What you have to do: Find the string "name" in the listing and report every line that has it.

Figure record listings:
## Begin

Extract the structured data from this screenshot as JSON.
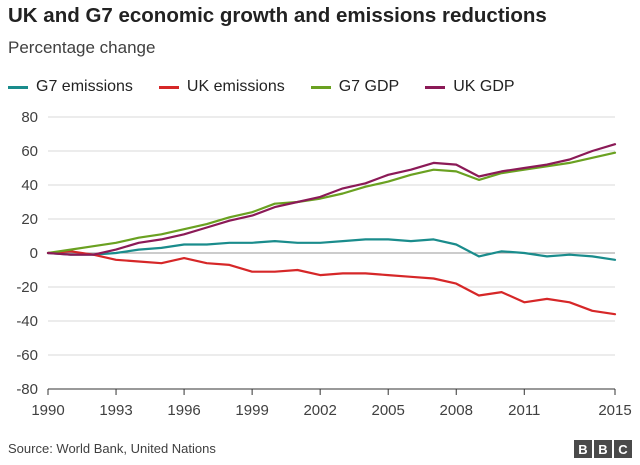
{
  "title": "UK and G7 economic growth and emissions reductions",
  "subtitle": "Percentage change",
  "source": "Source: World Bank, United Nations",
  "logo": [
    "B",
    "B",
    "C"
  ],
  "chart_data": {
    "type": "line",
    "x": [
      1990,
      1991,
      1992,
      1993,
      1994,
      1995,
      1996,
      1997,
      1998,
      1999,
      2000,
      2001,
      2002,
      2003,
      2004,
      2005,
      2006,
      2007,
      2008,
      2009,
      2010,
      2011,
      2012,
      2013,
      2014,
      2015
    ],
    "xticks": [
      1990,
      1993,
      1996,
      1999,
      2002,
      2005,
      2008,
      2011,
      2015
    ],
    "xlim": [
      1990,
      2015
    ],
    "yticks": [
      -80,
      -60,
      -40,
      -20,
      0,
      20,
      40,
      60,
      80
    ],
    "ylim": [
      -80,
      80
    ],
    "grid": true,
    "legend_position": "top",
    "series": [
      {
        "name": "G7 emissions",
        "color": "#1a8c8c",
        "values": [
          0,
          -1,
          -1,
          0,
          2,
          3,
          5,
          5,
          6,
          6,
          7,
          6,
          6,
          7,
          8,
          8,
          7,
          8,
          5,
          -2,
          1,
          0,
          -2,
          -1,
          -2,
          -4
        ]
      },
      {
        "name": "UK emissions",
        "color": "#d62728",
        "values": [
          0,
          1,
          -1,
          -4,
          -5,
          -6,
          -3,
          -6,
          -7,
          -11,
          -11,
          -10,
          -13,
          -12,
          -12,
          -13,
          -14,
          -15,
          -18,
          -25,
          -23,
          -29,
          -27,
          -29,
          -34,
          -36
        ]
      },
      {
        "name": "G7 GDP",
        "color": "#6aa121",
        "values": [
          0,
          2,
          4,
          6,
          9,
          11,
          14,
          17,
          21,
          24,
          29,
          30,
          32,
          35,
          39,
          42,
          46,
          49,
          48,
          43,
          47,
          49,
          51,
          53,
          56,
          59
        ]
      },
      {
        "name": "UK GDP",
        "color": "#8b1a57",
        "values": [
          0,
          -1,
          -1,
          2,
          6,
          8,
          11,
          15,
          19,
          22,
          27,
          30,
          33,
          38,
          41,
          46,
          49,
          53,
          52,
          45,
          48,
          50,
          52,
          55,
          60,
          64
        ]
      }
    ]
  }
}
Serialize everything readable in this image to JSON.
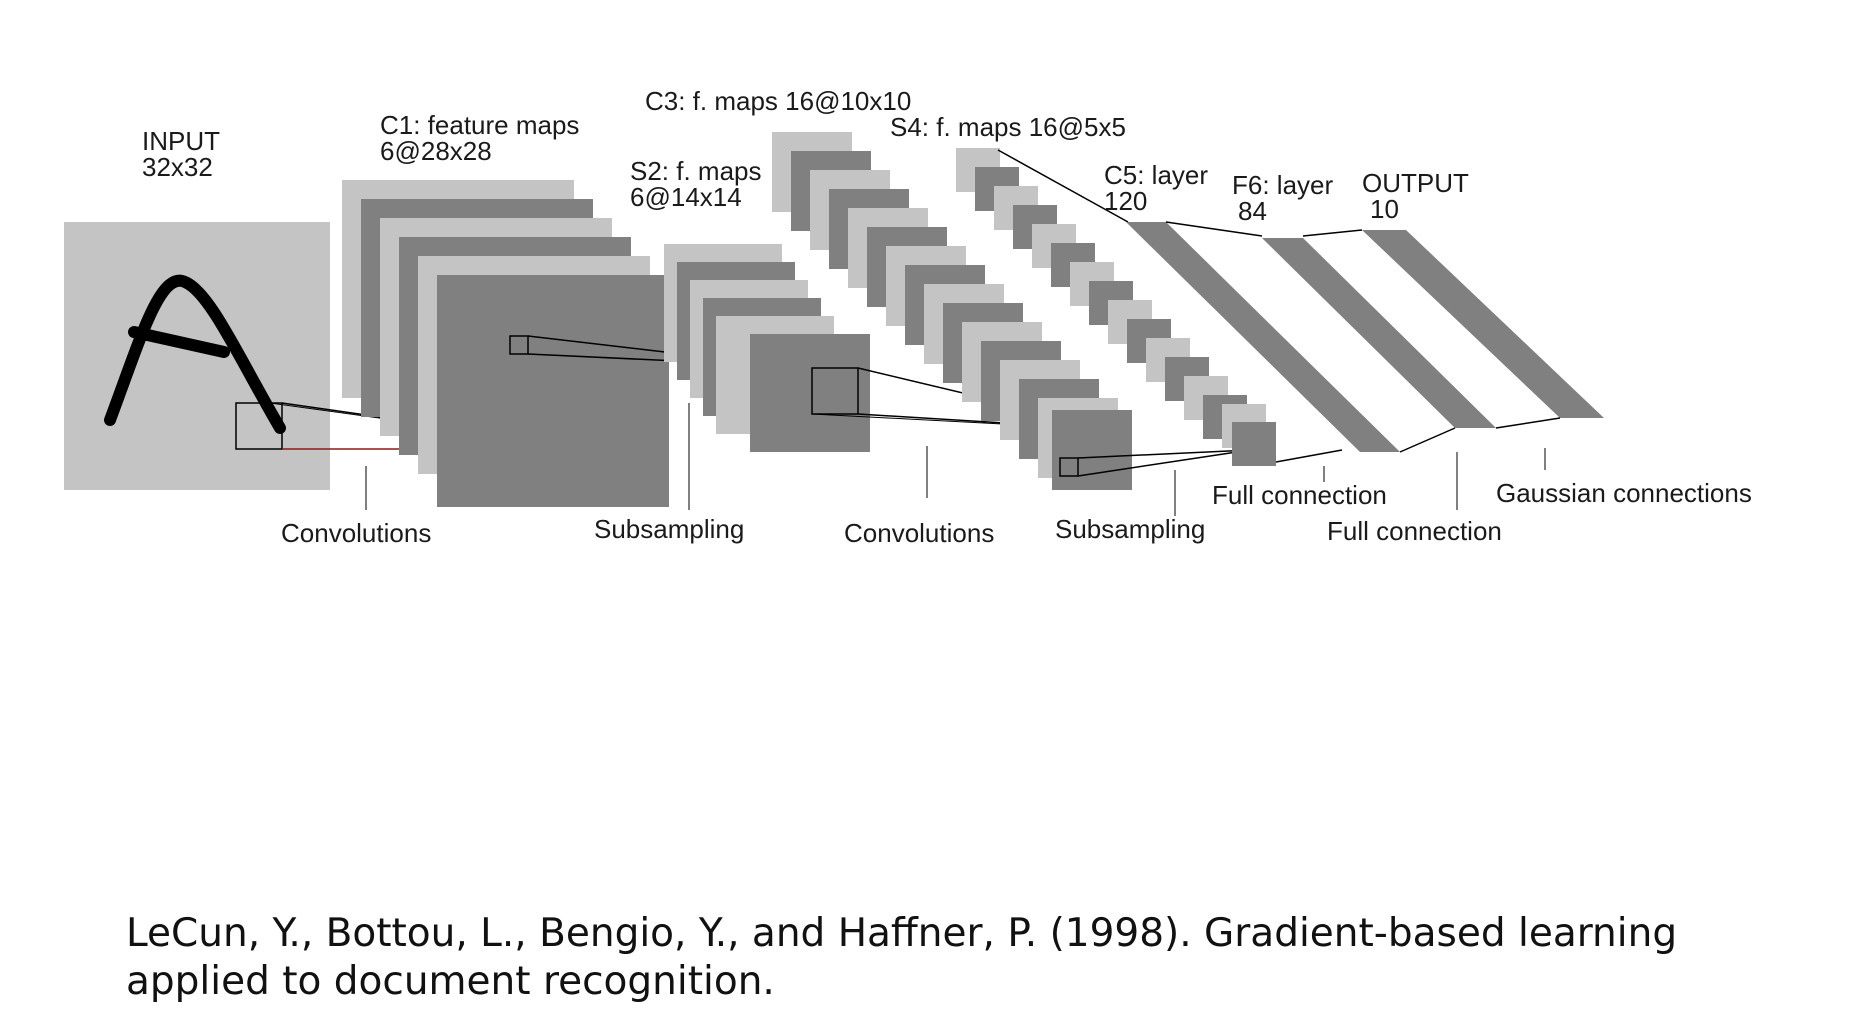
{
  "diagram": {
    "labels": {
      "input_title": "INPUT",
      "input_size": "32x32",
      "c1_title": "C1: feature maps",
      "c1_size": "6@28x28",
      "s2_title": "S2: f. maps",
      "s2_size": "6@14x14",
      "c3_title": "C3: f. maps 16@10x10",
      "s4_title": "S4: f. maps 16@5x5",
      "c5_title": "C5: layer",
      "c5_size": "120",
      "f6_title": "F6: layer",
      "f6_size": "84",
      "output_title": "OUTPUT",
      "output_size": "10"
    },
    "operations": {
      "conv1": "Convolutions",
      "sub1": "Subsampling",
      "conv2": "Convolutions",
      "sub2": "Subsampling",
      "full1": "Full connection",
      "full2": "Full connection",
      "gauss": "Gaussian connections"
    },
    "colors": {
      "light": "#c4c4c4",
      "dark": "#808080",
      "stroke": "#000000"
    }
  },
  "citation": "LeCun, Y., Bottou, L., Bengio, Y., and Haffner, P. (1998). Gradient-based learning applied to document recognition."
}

## End

Exercise response:
        "name": "G7 emissions",
        "name": "UK emissions",
        "name": "G7 GDP",
        "name": "UK GDP",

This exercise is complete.